What to work on:
For the records below, tally the lines that contain "this" and give only that number.

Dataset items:

※ ※ ※

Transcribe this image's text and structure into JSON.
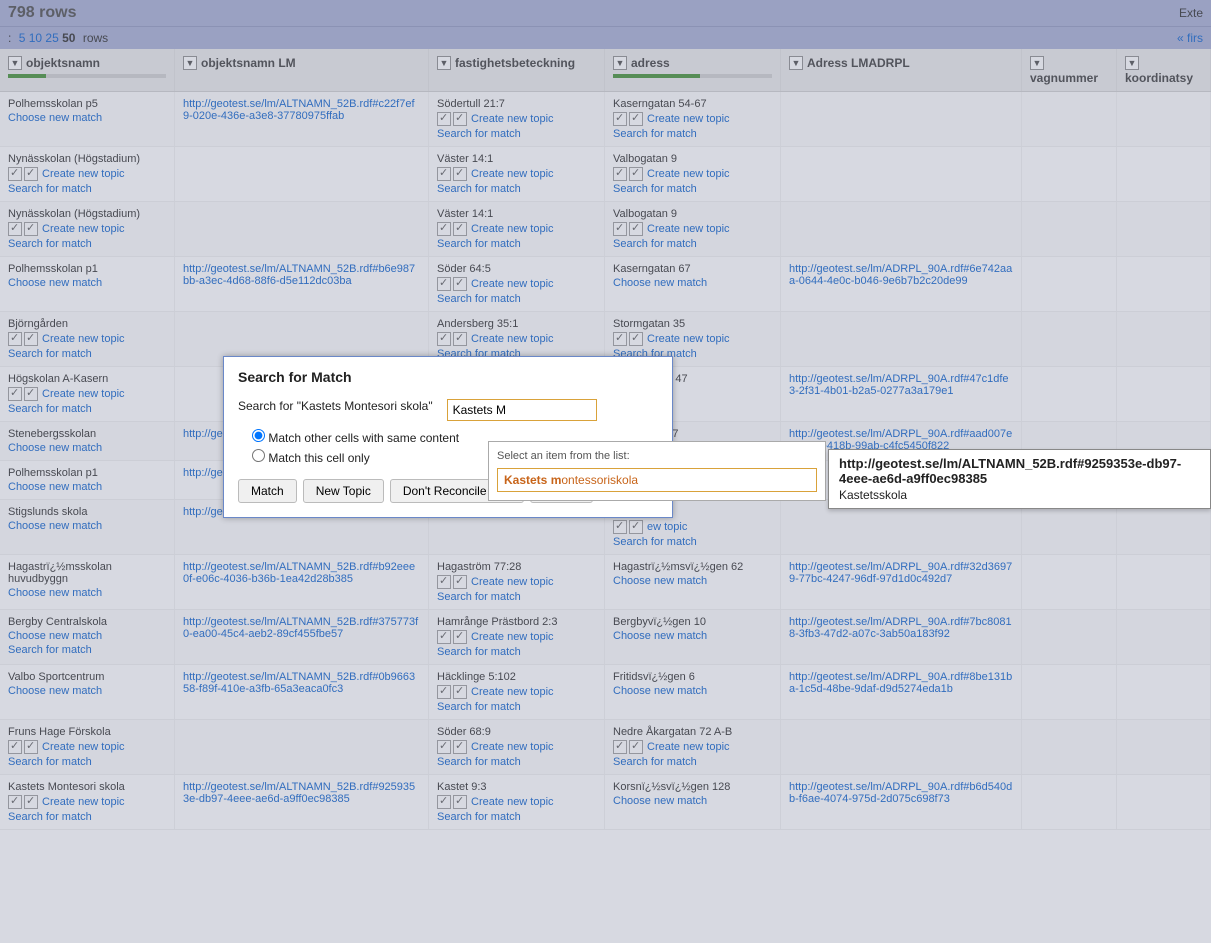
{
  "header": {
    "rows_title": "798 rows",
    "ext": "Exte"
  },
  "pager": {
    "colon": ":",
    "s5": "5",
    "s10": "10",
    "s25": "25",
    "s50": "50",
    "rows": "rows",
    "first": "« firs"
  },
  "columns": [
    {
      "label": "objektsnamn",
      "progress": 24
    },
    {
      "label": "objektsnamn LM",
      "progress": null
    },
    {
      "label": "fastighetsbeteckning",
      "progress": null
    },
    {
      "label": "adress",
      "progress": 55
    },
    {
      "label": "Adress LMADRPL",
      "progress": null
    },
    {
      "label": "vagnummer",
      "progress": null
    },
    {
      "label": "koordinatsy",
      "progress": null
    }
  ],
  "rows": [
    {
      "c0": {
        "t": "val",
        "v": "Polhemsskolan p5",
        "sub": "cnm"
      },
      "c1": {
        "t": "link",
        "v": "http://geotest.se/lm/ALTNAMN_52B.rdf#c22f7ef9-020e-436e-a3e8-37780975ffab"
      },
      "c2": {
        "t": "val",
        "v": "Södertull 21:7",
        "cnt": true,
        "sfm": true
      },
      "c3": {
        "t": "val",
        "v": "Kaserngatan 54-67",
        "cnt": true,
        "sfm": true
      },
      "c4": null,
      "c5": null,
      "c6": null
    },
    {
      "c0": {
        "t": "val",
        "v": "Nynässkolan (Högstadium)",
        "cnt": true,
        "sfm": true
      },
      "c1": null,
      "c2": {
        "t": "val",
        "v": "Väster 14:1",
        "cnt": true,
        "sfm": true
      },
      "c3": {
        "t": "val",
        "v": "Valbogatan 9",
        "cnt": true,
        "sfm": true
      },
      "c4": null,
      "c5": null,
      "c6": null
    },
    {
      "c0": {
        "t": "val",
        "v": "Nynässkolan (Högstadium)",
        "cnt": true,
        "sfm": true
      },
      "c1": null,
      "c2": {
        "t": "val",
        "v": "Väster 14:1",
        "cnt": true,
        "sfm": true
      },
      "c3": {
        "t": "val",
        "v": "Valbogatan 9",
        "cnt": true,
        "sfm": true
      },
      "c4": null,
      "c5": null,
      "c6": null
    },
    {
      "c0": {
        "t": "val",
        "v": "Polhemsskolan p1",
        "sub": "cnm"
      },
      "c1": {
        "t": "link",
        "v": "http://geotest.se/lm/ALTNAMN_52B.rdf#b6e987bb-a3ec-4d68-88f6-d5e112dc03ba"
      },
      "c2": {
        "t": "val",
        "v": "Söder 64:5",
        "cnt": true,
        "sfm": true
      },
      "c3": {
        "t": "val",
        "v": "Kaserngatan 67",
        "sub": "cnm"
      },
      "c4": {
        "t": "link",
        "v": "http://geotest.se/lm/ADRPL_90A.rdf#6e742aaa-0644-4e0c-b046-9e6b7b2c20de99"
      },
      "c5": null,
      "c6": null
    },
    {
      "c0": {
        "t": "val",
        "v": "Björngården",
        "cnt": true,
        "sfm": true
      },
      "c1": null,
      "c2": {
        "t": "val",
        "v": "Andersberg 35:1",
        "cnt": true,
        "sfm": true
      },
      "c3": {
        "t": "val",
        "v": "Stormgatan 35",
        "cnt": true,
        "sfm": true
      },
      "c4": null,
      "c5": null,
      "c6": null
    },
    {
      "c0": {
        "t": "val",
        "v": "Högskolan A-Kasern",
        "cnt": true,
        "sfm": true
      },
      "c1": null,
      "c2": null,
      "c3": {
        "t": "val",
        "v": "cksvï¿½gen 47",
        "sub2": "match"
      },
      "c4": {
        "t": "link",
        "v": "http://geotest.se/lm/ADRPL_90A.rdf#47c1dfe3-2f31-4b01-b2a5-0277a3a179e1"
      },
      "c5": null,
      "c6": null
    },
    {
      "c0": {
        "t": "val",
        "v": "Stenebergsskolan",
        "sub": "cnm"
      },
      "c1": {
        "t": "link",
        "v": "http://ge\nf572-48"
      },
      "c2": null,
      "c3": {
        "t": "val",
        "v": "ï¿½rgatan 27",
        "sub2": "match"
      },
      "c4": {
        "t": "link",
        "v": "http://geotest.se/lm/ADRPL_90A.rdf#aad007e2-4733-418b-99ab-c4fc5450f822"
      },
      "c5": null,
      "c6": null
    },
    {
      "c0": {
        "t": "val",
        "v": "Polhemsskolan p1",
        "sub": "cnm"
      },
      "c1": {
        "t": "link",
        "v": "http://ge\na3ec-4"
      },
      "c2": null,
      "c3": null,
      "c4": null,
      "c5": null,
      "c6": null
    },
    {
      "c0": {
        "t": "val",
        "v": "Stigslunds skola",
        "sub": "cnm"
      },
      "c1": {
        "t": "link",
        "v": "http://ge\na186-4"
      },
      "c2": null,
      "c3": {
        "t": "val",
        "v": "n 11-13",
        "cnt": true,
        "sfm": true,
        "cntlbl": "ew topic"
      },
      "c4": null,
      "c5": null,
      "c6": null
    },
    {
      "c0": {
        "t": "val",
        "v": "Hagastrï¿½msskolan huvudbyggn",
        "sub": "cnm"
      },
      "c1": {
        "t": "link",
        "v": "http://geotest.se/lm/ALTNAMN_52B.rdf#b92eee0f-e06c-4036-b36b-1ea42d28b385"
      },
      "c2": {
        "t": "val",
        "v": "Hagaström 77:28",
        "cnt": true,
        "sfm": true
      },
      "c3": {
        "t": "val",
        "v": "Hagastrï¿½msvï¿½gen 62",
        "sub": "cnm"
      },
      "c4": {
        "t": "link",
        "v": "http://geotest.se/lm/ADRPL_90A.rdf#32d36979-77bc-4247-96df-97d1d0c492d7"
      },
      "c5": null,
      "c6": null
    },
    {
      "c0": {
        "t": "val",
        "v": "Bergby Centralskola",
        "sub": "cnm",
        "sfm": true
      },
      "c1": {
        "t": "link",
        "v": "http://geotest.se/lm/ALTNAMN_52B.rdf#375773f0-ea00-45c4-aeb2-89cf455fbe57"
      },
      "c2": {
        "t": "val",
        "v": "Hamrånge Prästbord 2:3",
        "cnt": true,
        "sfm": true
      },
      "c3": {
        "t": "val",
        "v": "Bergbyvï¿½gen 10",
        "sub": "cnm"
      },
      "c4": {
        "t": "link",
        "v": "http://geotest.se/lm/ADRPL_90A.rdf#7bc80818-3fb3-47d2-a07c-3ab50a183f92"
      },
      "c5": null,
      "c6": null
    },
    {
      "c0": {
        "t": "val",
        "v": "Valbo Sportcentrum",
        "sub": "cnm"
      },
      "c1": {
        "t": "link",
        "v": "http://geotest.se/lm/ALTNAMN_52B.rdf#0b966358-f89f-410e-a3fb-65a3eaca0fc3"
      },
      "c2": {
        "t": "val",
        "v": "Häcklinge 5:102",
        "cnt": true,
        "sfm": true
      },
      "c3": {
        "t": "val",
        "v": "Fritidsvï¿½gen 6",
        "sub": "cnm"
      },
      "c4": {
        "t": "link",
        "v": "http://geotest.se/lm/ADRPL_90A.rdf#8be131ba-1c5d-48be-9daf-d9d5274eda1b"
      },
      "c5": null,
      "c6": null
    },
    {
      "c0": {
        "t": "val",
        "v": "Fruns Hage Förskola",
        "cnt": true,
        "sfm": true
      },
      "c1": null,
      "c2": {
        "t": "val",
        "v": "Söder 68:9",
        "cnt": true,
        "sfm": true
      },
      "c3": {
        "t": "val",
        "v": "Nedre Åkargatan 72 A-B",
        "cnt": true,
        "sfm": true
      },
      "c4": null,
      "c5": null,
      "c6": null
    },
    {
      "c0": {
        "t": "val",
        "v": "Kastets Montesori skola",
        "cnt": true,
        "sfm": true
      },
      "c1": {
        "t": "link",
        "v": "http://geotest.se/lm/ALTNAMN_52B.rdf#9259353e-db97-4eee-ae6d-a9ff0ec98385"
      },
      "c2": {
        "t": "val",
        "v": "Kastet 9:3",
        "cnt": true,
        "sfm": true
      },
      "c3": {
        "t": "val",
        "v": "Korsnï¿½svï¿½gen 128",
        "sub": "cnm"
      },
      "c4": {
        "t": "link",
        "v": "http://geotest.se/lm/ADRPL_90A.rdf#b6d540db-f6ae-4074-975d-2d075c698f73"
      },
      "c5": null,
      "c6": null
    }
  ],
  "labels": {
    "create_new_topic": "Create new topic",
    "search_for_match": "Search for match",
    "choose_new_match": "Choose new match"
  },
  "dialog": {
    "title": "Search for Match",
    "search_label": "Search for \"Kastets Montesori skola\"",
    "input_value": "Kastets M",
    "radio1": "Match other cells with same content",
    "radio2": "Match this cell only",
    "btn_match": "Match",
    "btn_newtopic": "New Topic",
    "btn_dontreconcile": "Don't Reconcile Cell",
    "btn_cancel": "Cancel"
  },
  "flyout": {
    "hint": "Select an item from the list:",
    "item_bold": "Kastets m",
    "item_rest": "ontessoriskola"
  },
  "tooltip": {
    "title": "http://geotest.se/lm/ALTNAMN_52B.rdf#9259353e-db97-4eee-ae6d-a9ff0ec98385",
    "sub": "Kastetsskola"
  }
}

※ ※ ※

Your response:
2